Objective: The records that follow are to be transcribed in full, without their images.

[Stored data entries]
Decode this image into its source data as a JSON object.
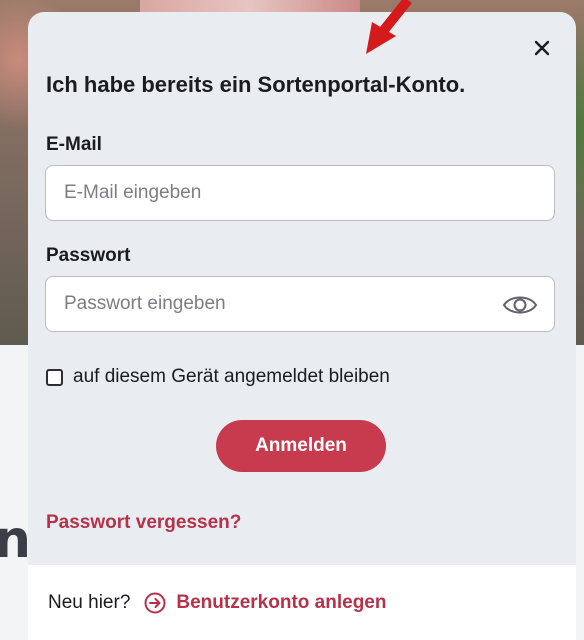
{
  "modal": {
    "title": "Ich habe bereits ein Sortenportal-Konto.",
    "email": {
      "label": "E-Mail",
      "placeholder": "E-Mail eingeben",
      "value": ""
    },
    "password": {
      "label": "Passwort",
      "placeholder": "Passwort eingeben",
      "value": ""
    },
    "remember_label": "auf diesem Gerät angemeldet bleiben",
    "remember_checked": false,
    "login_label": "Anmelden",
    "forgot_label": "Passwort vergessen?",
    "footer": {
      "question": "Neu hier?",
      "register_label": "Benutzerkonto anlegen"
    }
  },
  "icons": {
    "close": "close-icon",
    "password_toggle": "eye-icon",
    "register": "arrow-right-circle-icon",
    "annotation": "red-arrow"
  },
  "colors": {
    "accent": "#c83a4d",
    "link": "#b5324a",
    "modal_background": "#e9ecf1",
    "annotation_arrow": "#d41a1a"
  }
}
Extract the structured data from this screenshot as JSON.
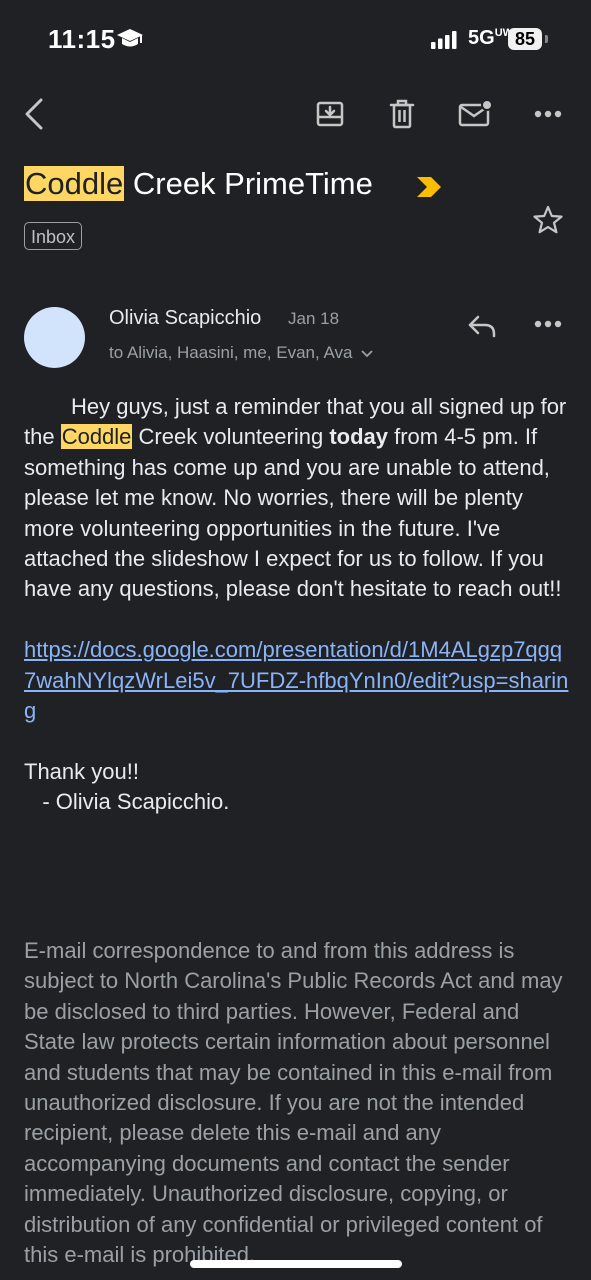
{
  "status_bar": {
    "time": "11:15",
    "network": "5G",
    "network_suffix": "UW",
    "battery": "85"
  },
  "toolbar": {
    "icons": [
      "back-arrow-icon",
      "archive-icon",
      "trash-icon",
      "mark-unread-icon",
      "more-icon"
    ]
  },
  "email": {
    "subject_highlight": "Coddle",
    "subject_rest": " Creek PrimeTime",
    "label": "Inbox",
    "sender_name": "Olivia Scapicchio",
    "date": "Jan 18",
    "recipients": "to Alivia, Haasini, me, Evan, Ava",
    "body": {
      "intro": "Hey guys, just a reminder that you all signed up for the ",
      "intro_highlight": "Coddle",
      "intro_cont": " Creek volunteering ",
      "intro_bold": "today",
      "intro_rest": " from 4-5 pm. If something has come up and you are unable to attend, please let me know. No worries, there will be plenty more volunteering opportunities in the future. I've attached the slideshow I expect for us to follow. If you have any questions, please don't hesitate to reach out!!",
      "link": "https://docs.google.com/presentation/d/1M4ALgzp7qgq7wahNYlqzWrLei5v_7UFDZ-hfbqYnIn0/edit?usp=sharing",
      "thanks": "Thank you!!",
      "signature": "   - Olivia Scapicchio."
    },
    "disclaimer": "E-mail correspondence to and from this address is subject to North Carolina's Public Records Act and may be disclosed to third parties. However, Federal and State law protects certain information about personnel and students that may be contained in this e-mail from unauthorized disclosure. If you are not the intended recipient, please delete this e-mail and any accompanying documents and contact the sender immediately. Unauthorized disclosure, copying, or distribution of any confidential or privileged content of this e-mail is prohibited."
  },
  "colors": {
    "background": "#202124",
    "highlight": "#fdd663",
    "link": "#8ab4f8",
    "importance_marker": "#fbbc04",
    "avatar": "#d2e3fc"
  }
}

Complete output:
Decode this image into its source data as a JSON object.
{
  "modal": {
    "title": "Ich habe bereits ein Sortenportal-Konto.",
    "email": {
      "label": "E-Mail",
      "placeholder": "E-Mail eingeben",
      "value": ""
    },
    "password": {
      "label": "Passwort",
      "placeholder": "Passwort eingeben",
      "value": ""
    },
    "remember_label": "auf diesem Gerät angemeldet bleiben",
    "remember_checked": false,
    "login_label": "Anmelden",
    "forgot_label": "Passwort vergessen?",
    "footer": {
      "question": "Neu hier?",
      "register_label": "Benutzerkonto anlegen"
    }
  },
  "icons": {
    "close": "close-icon",
    "password_toggle": "eye-icon",
    "register": "arrow-right-circle-icon",
    "annotation": "red-arrow"
  },
  "colors": {
    "accent": "#c83a4d",
    "link": "#b5324a",
    "modal_background": "#e9ecf1",
    "annotation_arrow": "#d41a1a"
  }
}
Extract the structured data from this screenshot as JSON.
{
  "status_bar": {
    "time": "11:15",
    "network": "5G",
    "network_suffix": "UW",
    "battery": "85"
  },
  "toolbar": {
    "icons": [
      "back-arrow-icon",
      "archive-icon",
      "trash-icon",
      "mark-unread-icon",
      "more-icon"
    ]
  },
  "email": {
    "subject_highlight": "Coddle",
    "subject_rest": " Creek PrimeTime",
    "label": "Inbox",
    "sender_name": "Olivia Scapicchio",
    "date": "Jan 18",
    "recipients": "to Alivia, Haasini, me, Evan, Ava",
    "body": {
      "intro": "Hey guys, just a reminder that you all signed up for the ",
      "intro_highlight": "Coddle",
      "intro_cont": " Creek volunteering ",
      "intro_bold": "today",
      "intro_rest": " from 4-5 pm. If something has come up and you are unable to attend, please let me know. No worries, there will be plenty more volunteering opportunities in the future. I've attached the slideshow I expect for us to follow. If you have any questions, please don't hesitate to reach out!!",
      "link": "https://docs.google.com/presentation/d/1M4ALgzp7qgq7wahNYlqzWrLei5v_7UFDZ-hfbqYnIn0/edit?usp=sharing",
      "thanks": "Thank you!!",
      "signature": "   - Olivia Scapicchio."
    },
    "disclaimer": "E-mail correspondence to and from this address is subject to North Carolina's Public Records Act and may be disclosed to third parties. However, Federal and State law protects certain information about personnel and students that may be contained in this e-mail from unauthorized disclosure. If you are not the intended recipient, please delete this e-mail and any accompanying documents and contact the sender immediately. Unauthorized disclosure, copying, or distribution of any confidential or privileged content of this e-mail is prohibited."
  },
  "colors": {
    "background": "#202124",
    "highlight": "#fdd663",
    "link": "#8ab4f8",
    "importance_marker": "#fbbc04",
    "avatar": "#d2e3fc"
  }
}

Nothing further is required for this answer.